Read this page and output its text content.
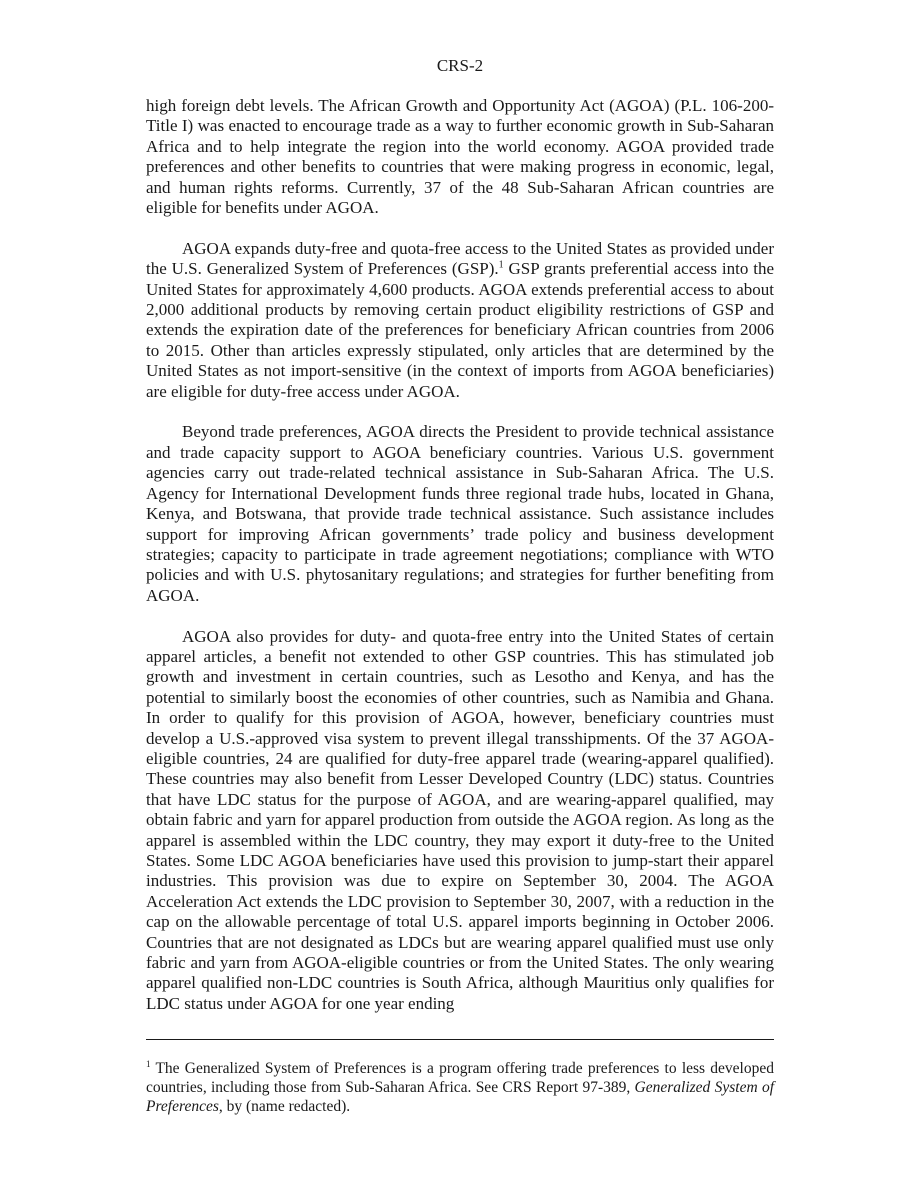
CRS-2

high foreign debt levels. The African Growth and Opportunity Act (AGOA) (P.L. 106-200- Title I) was enacted to encourage trade as a way to further economic growth in Sub-Saharan Africa and to help integrate the region into the world economy. AGOA provided trade preferences and other benefits to countries that were making progress in economic, legal, and human rights reforms. Currently, 37 of the 48 Sub-Saharan African countries are eligible for benefits under AGOA.

AGOA expands duty-free and quota-free access to the United States as provided under the U.S. Generalized System of Preferences (GSP).$^1$ GSP grants preferential access into the United States for approximately 4,600 products. AGOA extends preferential access to about 2,000 additional products by removing certain product eligibility restrictions of GSP and extends the expiration date of the preferences for beneficiary African countries from 2006 to 2015. Other than articles expressly stipulated, only articles that are determined by the United States as not import-sensitive (in the context of imports from AGOA beneficiaries) are eligible for duty-free access under AGOA.

Beyond trade preferences, AGOA directs the President to provide technical assistance and trade capacity support to AGOA beneficiary countries. Various U.S. government agencies carry out trade-related technical assistance in Sub-Saharan Africa. The U.S. Agency for International Development funds three regional trade hubs, located in Ghana, Kenya, and Botswana, that provide trade technical assistance. Such assistance includes support for improving African governments’ trade policy and business development strategies; capacity to participate in trade agreement negotiations; compliance with WTO policies and with U.S. phytosanitary regulations; and strategies for further benefiting from AGOA.

AGOA also provides for duty- and quota-free entry into the United States of certain apparel articles, a benefit not extended to other GSP countries. This has stimulated job growth and investment in certain countries, such as Lesotho and Kenya, and has the potential to similarly boost the economies of other countries, such as Namibia and Ghana. In order to qualify for this provision of AGOA, however, beneficiary countries must develop a U.S.-approved visa system to prevent illegal transshipments. Of the 37 AGOA-eligible countries, 24 are qualified for duty-free apparel trade (wearing-apparel qualified). These countries may also benefit from Lesser Developed Country (LDC) status. Countries that have LDC status for the purpose of AGOA, and are wearing-apparel qualified, may obtain fabric and yarn for apparel production from outside the AGOA region. As long as the apparel is assembled within the LDC country, they may export it duty-free to the United States. Some LDC AGOA beneficiaries have used this provision to jump-start their apparel industries. This provision was due to expire on September 30, 2004. The AGOA Acceleration Act extends the LDC provision to September 30, 2007, with a reduction in the cap on the allowable percentage of total U.S. apparel imports beginning in October 2006. Countries that are not designated as LDCs but are wearing apparel qualified must use only fabric and yarn from AGOA-eligible countries or from the United States. The only wearing apparel qualified non-LDC countries is South Africa, although Mauritius only qualifies for LDC status under AGOA for one year ending

$^1$ The Generalized System of Preferences is a program offering trade preferences to less developed countries, including those from Sub-Saharan Africa. See CRS Report 97-389, Generalized System of Preferences, by (name redacted).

#### What is required:
Your copy should repeat each entry above exactly but contain no pictures.

#### Task answer:
Read this page and output its text content.
CRS-2

high foreign debt levels. The African Growth and Opportunity Act (AGOA) (P.L. 106-200- Title I) was enacted to encourage trade as a way to further economic growth in Sub-Saharan Africa and to help integrate the region into the world economy. AGOA provided trade preferences and other benefits to countries that were making progress in economic, legal, and human rights reforms. Currently, 37 of the 48 Sub-Saharan African countries are eligible for benefits under AGOA.

AGOA expands duty-free and quota-free access to the United States as provided under the U.S. Generalized System of Preferences (GSP).$^1$ GSP grants preferential access into the United States for approximately 4,600 products. AGOA extends preferential access to about 2,000 additional products by removing certain product eligibility restrictions of GSP and extends the expiration date of the preferences for beneficiary African countries from 2006 to 2015. Other than articles expressly stipulated, only articles that are determined by the United States as not import-sensitive (in the context of imports from AGOA beneficiaries) are eligible for duty-free access under AGOA.

Beyond trade preferences, AGOA directs the President to provide technical assistance and trade capacity support to AGOA beneficiary countries. Various U.S. government agencies carry out trade-related technical assistance in Sub-Saharan Africa. The U.S. Agency for International Development funds three regional trade hubs, located in Ghana, Kenya, and Botswana, that provide trade technical assistance. Such assistance includes support for improving African governments’ trade policy and business development strategies; capacity to participate in trade agreement negotiations; compliance with WTO policies and with U.S. phytosanitary regulations; and strategies for further benefiting from AGOA.

AGOA also provides for duty- and quota-free entry into the United States of certain apparel articles, a benefit not extended to other GSP countries. This has stimulated job growth and investment in certain countries, such as Lesotho and Kenya, and has the potential to similarly boost the economies of other countries, such as Namibia and Ghana. In order to qualify for this provision of AGOA, however, beneficiary countries must develop a U.S.-approved visa system to prevent illegal transshipments. Of the 37 AGOA-eligible countries, 24 are qualified for duty-free apparel trade (wearing-apparel qualified). These countries may also benefit from Lesser Developed Country (LDC) status. Countries that have LDC status for the purpose of AGOA, and are wearing-apparel qualified, may obtain fabric and yarn for apparel production from outside the AGOA region. As long as the apparel is assembled within the LDC country, they may export it duty-free to the United States. Some LDC AGOA beneficiaries have used this provision to jump-start their apparel industries. This provision was due to expire on September 30, 2004. The AGOA Acceleration Act extends the LDC provision to September 30, 2007, with a reduction in the cap on the allowable percentage of total U.S. apparel imports beginning in October 2006. Countries that are not designated as LDCs but are wearing apparel qualified must use only fabric and yarn from AGOA-eligible countries or from the United States. The only wearing apparel qualified non-LDC countries is South Africa, although Mauritius only qualifies for LDC status under AGOA for one year ending

$^1$ The Generalized System of Preferences is a program offering trade preferences to less developed countries, including those from Sub-Saharan Africa. See CRS Report 97-389, Generalized System of Preferences, by (name redacted).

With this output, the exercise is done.